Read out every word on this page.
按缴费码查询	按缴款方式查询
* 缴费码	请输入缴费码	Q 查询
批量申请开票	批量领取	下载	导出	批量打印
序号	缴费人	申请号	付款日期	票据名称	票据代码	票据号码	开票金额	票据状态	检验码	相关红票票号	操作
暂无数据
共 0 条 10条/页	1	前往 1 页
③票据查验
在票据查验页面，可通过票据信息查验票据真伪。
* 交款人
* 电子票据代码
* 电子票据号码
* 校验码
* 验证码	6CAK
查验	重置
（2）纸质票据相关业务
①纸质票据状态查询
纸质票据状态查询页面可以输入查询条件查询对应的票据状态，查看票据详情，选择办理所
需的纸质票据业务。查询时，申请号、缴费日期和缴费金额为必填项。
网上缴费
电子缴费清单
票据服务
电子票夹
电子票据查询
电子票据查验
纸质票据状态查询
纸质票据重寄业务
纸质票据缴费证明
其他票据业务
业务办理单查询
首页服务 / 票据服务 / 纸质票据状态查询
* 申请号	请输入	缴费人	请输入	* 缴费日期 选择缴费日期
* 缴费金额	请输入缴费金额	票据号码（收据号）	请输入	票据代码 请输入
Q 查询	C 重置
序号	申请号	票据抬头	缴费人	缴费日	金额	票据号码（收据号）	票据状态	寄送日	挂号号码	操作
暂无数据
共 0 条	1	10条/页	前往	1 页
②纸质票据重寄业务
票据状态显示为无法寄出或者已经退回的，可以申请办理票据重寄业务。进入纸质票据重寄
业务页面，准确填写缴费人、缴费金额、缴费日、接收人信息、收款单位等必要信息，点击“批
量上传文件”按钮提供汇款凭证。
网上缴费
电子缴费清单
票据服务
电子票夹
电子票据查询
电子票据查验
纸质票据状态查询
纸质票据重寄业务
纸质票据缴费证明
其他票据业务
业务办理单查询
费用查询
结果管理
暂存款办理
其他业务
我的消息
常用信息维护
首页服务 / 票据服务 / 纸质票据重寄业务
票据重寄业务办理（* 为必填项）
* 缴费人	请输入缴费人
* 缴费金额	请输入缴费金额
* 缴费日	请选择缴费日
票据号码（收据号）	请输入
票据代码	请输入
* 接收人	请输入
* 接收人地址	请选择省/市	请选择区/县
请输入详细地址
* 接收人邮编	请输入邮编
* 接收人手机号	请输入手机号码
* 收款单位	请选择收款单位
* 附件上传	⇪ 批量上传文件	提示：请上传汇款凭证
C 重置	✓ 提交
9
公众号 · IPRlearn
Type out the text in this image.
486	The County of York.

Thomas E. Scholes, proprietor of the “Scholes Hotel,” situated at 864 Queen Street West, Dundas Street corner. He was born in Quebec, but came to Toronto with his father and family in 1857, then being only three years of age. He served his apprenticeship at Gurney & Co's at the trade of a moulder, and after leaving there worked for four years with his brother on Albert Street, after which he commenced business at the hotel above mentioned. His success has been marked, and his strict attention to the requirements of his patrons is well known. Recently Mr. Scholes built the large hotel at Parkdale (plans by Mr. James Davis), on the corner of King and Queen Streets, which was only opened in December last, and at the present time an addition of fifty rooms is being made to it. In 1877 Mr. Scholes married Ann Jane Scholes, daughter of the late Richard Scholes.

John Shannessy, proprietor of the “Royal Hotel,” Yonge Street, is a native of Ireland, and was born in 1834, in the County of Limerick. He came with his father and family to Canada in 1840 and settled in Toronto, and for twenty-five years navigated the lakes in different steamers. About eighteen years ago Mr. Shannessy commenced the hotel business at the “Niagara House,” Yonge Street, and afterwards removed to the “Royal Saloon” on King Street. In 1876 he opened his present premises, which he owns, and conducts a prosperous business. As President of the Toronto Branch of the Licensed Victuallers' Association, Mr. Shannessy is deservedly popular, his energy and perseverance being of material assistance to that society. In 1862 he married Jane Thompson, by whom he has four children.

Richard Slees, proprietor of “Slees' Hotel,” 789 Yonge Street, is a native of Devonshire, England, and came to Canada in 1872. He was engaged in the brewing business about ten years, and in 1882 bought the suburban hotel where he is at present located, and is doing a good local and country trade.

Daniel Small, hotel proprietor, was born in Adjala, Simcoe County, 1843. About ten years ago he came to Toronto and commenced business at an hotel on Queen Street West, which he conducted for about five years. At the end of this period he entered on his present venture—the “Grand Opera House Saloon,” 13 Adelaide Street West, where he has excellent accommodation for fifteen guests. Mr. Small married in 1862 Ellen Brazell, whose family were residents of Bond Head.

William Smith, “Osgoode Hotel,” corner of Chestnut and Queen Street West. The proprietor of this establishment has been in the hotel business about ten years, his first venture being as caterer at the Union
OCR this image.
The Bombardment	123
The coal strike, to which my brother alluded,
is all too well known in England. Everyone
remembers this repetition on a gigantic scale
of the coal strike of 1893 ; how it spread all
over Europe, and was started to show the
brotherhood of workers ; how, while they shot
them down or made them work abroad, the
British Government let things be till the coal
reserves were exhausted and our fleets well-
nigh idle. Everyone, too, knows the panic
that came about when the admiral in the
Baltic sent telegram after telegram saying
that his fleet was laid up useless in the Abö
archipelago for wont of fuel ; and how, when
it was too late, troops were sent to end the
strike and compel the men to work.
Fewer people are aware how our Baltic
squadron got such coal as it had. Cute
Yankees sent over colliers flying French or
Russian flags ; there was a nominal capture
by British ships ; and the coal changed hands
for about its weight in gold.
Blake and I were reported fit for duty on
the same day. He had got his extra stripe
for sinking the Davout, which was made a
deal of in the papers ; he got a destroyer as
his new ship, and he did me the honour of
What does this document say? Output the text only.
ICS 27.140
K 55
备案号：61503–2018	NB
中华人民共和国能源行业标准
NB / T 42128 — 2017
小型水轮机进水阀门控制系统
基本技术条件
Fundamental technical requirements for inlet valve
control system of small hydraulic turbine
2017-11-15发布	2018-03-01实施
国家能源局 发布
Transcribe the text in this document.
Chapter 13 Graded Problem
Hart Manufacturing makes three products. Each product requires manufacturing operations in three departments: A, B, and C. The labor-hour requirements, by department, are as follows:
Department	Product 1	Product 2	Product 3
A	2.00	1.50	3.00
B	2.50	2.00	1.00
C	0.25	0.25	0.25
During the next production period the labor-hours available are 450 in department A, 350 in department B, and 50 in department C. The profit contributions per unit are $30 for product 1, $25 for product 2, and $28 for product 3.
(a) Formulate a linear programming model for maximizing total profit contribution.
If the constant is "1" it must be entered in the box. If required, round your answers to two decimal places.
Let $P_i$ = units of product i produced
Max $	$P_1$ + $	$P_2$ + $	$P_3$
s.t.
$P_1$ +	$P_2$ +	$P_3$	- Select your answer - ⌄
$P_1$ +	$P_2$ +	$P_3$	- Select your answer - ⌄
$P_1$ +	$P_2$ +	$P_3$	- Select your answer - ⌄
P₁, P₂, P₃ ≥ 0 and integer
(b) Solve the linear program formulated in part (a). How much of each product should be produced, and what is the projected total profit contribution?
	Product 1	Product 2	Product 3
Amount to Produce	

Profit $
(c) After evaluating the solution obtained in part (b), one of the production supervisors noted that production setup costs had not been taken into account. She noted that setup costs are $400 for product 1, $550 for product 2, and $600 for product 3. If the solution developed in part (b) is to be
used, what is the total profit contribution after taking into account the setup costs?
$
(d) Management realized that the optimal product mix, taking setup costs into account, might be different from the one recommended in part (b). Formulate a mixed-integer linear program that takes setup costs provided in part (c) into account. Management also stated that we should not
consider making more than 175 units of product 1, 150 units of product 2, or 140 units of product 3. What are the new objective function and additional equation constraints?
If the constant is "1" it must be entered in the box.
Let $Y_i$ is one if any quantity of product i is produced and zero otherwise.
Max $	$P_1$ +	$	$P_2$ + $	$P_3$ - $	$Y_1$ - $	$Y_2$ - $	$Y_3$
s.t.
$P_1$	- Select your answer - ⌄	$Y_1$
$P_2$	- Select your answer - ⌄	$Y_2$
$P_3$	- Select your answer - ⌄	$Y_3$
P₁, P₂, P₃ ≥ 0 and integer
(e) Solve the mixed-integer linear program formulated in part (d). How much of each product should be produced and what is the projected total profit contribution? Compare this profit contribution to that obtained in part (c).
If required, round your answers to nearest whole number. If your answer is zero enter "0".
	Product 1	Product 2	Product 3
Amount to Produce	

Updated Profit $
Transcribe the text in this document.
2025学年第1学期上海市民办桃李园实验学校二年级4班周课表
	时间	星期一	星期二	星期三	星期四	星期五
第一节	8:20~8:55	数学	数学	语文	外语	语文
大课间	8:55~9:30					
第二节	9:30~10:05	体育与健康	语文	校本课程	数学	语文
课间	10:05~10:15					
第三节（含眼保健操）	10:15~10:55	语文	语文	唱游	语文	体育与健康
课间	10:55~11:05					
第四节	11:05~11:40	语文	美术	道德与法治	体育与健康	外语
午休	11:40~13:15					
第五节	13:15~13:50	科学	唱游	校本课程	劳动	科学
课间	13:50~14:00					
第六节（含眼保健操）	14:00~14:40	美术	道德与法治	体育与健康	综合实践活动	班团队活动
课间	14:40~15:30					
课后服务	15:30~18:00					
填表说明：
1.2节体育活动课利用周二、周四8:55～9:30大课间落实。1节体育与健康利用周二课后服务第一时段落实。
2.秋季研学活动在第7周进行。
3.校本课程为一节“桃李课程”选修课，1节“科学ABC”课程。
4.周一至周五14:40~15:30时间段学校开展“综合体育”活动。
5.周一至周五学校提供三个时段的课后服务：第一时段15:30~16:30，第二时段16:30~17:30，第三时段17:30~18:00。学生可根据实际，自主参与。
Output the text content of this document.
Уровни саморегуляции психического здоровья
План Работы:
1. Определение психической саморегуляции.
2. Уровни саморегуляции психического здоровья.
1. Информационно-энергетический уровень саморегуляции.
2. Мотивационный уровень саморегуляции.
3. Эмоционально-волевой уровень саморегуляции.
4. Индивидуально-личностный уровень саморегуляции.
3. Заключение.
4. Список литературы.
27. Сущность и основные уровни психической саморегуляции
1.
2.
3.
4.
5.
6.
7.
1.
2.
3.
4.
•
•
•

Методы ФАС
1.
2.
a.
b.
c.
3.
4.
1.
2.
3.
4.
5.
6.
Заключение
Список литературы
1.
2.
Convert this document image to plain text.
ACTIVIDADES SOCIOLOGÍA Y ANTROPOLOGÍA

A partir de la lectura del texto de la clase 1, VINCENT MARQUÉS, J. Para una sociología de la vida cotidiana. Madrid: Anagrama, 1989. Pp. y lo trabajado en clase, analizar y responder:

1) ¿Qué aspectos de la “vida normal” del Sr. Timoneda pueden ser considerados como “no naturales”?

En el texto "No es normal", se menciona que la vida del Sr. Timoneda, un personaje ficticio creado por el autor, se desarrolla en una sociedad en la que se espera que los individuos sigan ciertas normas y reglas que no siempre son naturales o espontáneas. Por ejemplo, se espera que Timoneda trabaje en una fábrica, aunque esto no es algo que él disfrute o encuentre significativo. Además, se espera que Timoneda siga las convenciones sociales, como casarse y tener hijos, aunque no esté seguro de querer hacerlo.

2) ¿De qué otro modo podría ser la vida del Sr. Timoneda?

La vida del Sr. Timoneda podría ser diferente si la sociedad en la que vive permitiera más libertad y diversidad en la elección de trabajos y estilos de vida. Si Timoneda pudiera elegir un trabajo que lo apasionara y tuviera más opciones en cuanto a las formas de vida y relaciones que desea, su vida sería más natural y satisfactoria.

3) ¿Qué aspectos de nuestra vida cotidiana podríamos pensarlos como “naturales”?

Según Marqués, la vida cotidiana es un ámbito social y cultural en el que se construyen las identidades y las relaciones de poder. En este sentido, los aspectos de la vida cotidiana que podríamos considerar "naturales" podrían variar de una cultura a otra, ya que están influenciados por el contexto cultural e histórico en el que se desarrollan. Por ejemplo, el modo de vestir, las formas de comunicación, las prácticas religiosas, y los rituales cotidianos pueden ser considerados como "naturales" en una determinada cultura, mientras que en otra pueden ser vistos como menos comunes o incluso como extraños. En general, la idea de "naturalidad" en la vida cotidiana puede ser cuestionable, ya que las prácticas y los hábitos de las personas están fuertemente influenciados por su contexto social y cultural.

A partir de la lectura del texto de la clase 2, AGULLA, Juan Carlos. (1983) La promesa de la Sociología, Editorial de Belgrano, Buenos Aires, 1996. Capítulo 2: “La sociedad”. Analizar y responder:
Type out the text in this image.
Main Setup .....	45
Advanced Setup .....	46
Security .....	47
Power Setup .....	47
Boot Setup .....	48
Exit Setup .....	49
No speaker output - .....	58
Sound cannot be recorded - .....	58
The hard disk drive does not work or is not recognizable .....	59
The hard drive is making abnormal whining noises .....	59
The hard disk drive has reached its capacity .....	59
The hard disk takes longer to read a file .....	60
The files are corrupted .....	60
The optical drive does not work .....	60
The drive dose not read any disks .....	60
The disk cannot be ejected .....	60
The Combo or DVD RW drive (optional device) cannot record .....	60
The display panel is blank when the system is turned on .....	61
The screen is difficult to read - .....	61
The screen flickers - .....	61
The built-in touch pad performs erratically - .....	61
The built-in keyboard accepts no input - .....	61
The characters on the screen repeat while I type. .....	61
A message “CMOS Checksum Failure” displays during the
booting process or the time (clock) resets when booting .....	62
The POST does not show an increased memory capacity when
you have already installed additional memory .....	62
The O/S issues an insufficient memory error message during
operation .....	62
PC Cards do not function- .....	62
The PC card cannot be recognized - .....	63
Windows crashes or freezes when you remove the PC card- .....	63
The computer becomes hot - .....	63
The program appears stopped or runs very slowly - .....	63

● **Problem**: What is the number of lines that hold the string "message"? Give it alone.

● **Response for this exercise**: 2